**Written problem A**
Extract everything in the Taiwan machine-tool article from "In light of" down to "(CEPA) with India.", with both ends included.

**Source text**
+ + +

2013/11/18 | By Ken Liu

While struggling for orders throughout the first half of this year when its export value plunged 17.4% year on year to US$1.7 billion, Taiwan's machine-tool industry has been dealing with short-term rush orders since the third quarter.

In light of such market twist, Chief Executive Officer C.C. Wang of the Taiwan Machine Tool Foundation advises local machine-tool manufacturers to be ready to cope with unpredictable market and lead time. In addition to dramatic market changes, major challenges facing Taiwan's machine-tool makers include steadily rising die-cast prices due to higher oil and electricity prices, albeit with increasingly steady supplies of key components, the relatively strong New Taiwan dollar against the Japanese yen and South Korean won, and competition favoring South Korean makers after South Korea signed Free Trade Agreement with European Union and the United States, not to mention the Comprehensive Economic Partnership Agreement (CEPA) with India.

Citing statistics from Customs Office of the Ministry of Finance, Wang notes that Taiwan's export of cutting-type machine tools contracted 22% year on year in the first half of this year, to US$1.3 billion, while export of forming-type tools increased 7.8%.

+ + +

**Data for this task**
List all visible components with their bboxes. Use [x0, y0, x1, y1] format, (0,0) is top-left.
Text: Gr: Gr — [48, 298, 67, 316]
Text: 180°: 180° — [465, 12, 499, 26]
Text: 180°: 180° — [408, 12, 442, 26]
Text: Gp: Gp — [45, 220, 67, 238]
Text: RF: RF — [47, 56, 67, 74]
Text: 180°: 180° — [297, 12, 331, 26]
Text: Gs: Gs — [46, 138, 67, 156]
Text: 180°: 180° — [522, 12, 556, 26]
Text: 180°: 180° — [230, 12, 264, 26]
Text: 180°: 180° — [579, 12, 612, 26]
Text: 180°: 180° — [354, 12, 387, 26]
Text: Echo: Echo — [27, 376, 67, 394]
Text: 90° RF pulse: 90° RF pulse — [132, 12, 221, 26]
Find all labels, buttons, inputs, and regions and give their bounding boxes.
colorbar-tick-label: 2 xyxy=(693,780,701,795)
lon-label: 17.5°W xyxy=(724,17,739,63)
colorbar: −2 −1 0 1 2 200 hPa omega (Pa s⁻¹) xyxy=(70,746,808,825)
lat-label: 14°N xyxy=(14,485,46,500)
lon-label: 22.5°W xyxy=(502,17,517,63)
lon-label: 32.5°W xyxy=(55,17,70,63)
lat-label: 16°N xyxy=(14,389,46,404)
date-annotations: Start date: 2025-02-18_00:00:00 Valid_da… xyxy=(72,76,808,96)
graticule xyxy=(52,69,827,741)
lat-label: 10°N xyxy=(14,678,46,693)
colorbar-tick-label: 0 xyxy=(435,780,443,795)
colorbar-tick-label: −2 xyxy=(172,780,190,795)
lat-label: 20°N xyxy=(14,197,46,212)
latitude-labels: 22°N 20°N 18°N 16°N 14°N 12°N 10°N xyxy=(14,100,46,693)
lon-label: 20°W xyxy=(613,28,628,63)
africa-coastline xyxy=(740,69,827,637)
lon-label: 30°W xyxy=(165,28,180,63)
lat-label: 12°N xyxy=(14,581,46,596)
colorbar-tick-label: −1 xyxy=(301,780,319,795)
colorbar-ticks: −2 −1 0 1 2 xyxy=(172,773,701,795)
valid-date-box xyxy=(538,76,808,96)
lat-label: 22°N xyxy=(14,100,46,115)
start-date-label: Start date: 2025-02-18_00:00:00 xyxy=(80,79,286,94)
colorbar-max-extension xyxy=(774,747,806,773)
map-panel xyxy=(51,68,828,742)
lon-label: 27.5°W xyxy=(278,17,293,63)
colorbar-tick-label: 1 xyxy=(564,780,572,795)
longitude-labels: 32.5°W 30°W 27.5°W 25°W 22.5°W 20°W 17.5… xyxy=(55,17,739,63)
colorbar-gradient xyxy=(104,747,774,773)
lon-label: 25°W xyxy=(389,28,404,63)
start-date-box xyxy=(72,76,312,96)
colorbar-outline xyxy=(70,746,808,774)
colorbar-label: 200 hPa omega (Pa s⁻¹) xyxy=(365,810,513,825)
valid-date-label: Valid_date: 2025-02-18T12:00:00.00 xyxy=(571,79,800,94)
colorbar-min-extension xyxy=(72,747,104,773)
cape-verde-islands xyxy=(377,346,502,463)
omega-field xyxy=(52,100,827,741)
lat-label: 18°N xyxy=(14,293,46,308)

+ + +

**Written problem B**
Put everything from the start of the entries down to the line containing "date-annotations: Start date: 2025-02-18_00:00:00", both ends included, into a JSON list of strings with one string per line and blank lines omitted.

**Correct output A**
In light of such market twist, Chief Executive Officer C.C. Wang of the Taiwan Machine Tool Foundation advises local machine-tool manufacturers to be ready to cope with unpredictable market and lead time. In addition to dramatic market changes, major challenges facing Taiwan's machine-tool makers include steadily rising die-cast prices due to higher oil and electricity prices, albeit with increasingly steady supplies of key components, the relatively strong New Taiwan dollar against the Japanese yen and South Korean won, and competition favoring South Korean makers after South Korea signed Free Trade Agreement with European Union and the United States, not to mention the Comprehensive Economic Partnership Agreement (CEPA) with India.

**Correct output B**
[
  "List all visible components with their bboxes. Use [x0, y0, x1, y1] format, (0,0) is top-left.",
  "Text: Gr: Gr — [48, 298, 67, 316]",
  "Text: 180°: 180° — [465, 12, 499, 26]",
  "Text: 180°: 180° — [408, 12, 442, 26]",
  "Text: Gp: Gp — [45, 220, 67, 238]",
  "Text: RF: RF — [47, 56, 67, 74]",
  "Text: 180°: 180° — [297, 12, 331, 26]",
  "Text: Gs: Gs — [46, 138, 67, 156]",
  "Text: 180°: 180° — [522, 12, 556, 26]",
  "Text: 180°: 180° — [230, 12, 264, 26]",
  "Text: 180°: 180° — [579, 12, 612, 26]",
  "Text: 180°: 180° — [354, 12, 387, 26]",
  "Text: Echo: Echo — [27, 376, 67, 394]",
  "Text: 90° RF pulse: 90° RF pulse — [132, 12, 221, 26]",
  "Find all labels, buttons, inputs, and regions and give their bounding boxes.",
  "colorbar-tick-label: 2 xyxy=(693,780,701,795)",
  "lon-label: 17.5°W xyxy=(724,17,739,63)",
  "colorbar: −2 −1 0 1 2 200 hPa omega (Pa s⁻¹) xyxy=(70,746,808,825)",
  "lat-label: 14°N xyxy=(14,485,46,500)",
  "lon-label: 22.5°W xyxy=(502,17,517,63)",
  "lon-label: 32.5°W xyxy=(55,17,70,63)",
  "lat-label: 16°N xyxy=(14,389,46,404)",
  "date-annotations: Start date: 2025-02-18_00:00:00 Valid_da… xyxy=(72,76,808,96)"
]